**MATERIALS PROVIDED**
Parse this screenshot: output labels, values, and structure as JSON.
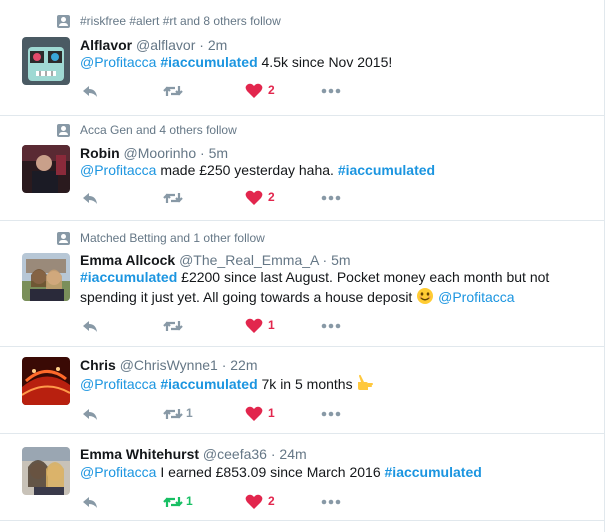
{
  "tweets": [
    {
      "context": "#riskfree #alert #rt and 8 others follow",
      "name": "Alflavor",
      "handle": "@alflavor",
      "sep": "·",
      "time": "2m",
      "body": [
        {
          "t": "@Profitacca",
          "k": "m"
        },
        {
          "t": " ",
          "k": "p"
        },
        {
          "t": "#iaccumulated",
          "k": "h"
        },
        {
          "t": " 4.5k since Nov 2015!",
          "k": "p"
        }
      ],
      "retweets": "",
      "likes": "2",
      "liked": true,
      "retweeted": false
    },
    {
      "context": "Acca Gen and 4 others follow",
      "name": "Robin",
      "handle": "@Moorinho",
      "sep": "·",
      "time": "5m",
      "body": [
        {
          "t": "@Profitacca",
          "k": "m"
        },
        {
          "t": " made £250 yesterday haha. ",
          "k": "p"
        },
        {
          "t": "#iaccumulated",
          "k": "h"
        }
      ],
      "retweets": "",
      "likes": "2",
      "liked": true,
      "retweeted": false
    },
    {
      "context": "Matched Betting and 1 other follow",
      "name": "Emma Allcock",
      "handle": "@The_Real_Emma_A",
      "sep": "·",
      "time": "5m",
      "body": [
        {
          "t": "#iaccumulated",
          "k": "h"
        },
        {
          "t": " £2200 since last August. Pocket money each month but not spending it just yet. All going towards a house deposit ",
          "k": "p"
        },
        {
          "t": "smiling-emoji",
          "k": "e"
        },
        {
          "t": " ",
          "k": "p"
        },
        {
          "t": "@Profitacca",
          "k": "m"
        }
      ],
      "retweets": "",
      "likes": "1",
      "liked": true,
      "retweeted": false
    },
    {
      "context": "",
      "name": "Chris",
      "handle": "@ChrisWynne1",
      "sep": "·",
      "time": "22m",
      "body": [
        {
          "t": "@Profitacca",
          "k": "m"
        },
        {
          "t": "  ",
          "k": "p"
        },
        {
          "t": "#iaccumulated",
          "k": "h"
        },
        {
          "t": " 7k in 5 months ",
          "k": "p"
        },
        {
          "t": "pointing-hand-emoji",
          "k": "e2"
        }
      ],
      "retweets": "1",
      "likes": "1",
      "liked": true,
      "retweeted": false
    },
    {
      "context": "",
      "name": "Emma Whitehurst",
      "handle": "@ceefa36",
      "sep": "·",
      "time": "24m",
      "body": [
        {
          "t": "@Profitacca",
          "k": "m"
        },
        {
          "t": " I earned £853.09 since March 2016 ",
          "k": "p"
        },
        {
          "t": "#iaccumulated",
          "k": "h"
        }
      ],
      "retweets": "1",
      "likes": "2",
      "liked": true,
      "retweeted": true
    }
  ],
  "colors": {
    "like": "#e2264d",
    "retweet_active": "#17bf63",
    "icon": "#8899a6",
    "link": "#1b95e0",
    "muted": "#657786"
  },
  "icons": {
    "reply": "reply-icon",
    "retweet": "retweet-icon",
    "like": "heart-icon",
    "more": "more-dots-icon",
    "context": "person-follow-icon"
  }
}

**INSTRUCTIONS TO FOLLOW**
Produce an exact copy of each line of data, skipping embedded images.

**EXERCISE ANSWER**
Parse this screenshot: output labels, values, and structure as JSON.
{
  "tweets": [
    {
      "context": "#riskfree #alert #rt and 8 others follow",
      "name": "Alflavor",
      "handle": "@alflavor",
      "sep": "·",
      "time": "2m",
      "body": [
        {
          "t": "@Profitacca",
          "k": "m"
        },
        {
          "t": " ",
          "k": "p"
        },
        {
          "t": "#iaccumulated",
          "k": "h"
        },
        {
          "t": " 4.5k since Nov 2015!",
          "k": "p"
        }
      ],
      "retweets": "",
      "likes": "2",
      "liked": true,
      "retweeted": false
    },
    {
      "context": "Acca Gen and 4 others follow",
      "name": "Robin",
      "handle": "@Moorinho",
      "sep": "·",
      "time": "5m",
      "body": [
        {
          "t": "@Profitacca",
          "k": "m"
        },
        {
          "t": " made £250 yesterday haha. ",
          "k": "p"
        },
        {
          "t": "#iaccumulated",
          "k": "h"
        }
      ],
      "retweets": "",
      "likes": "2",
      "liked": true,
      "retweeted": false
    },
    {
      "context": "Matched Betting and 1 other follow",
      "name": "Emma Allcock",
      "handle": "@The_Real_Emma_A",
      "sep": "·",
      "time": "5m",
      "body": [
        {
          "t": "#iaccumulated",
          "k": "h"
        },
        {
          "t": " £2200 since last August. Pocket money each month but not spending it just yet. All going towards a house deposit ",
          "k": "p"
        },
        {
          "t": "smiling-emoji",
          "k": "e"
        },
        {
          "t": " ",
          "k": "p"
        },
        {
          "t": "@Profitacca",
          "k": "m"
        }
      ],
      "retweets": "",
      "likes": "1",
      "liked": true,
      "retweeted": false
    },
    {
      "context": "",
      "name": "Chris",
      "handle": "@ChrisWynne1",
      "sep": "·",
      "time": "22m",
      "body": [
        {
          "t": "@Profitacca",
          "k": "m"
        },
        {
          "t": "  ",
          "k": "p"
        },
        {
          "t": "#iaccumulated",
          "k": "h"
        },
        {
          "t": " 7k in 5 months ",
          "k": "p"
        },
        {
          "t": "pointing-hand-emoji",
          "k": "e2"
        }
      ],
      "retweets": "1",
      "likes": "1",
      "liked": true,
      "retweeted": false
    },
    {
      "context": "",
      "name": "Emma Whitehurst",
      "handle": "@ceefa36",
      "sep": "·",
      "time": "24m",
      "body": [
        {
          "t": "@Profitacca",
          "k": "m"
        },
        {
          "t": " I earned £853.09 since March 2016 ",
          "k": "p"
        },
        {
          "t": "#iaccumulated",
          "k": "h"
        }
      ],
      "retweets": "1",
      "likes": "2",
      "liked": true,
      "retweeted": true
    }
  ],
  "colors": {
    "like": "#e2264d",
    "retweet_active": "#17bf63",
    "icon": "#8899a6",
    "link": "#1b95e0",
    "muted": "#657786"
  },
  "icons": {
    "reply": "reply-icon",
    "retweet": "retweet-icon",
    "like": "heart-icon",
    "more": "more-dots-icon",
    "context": "person-follow-icon"
  }
}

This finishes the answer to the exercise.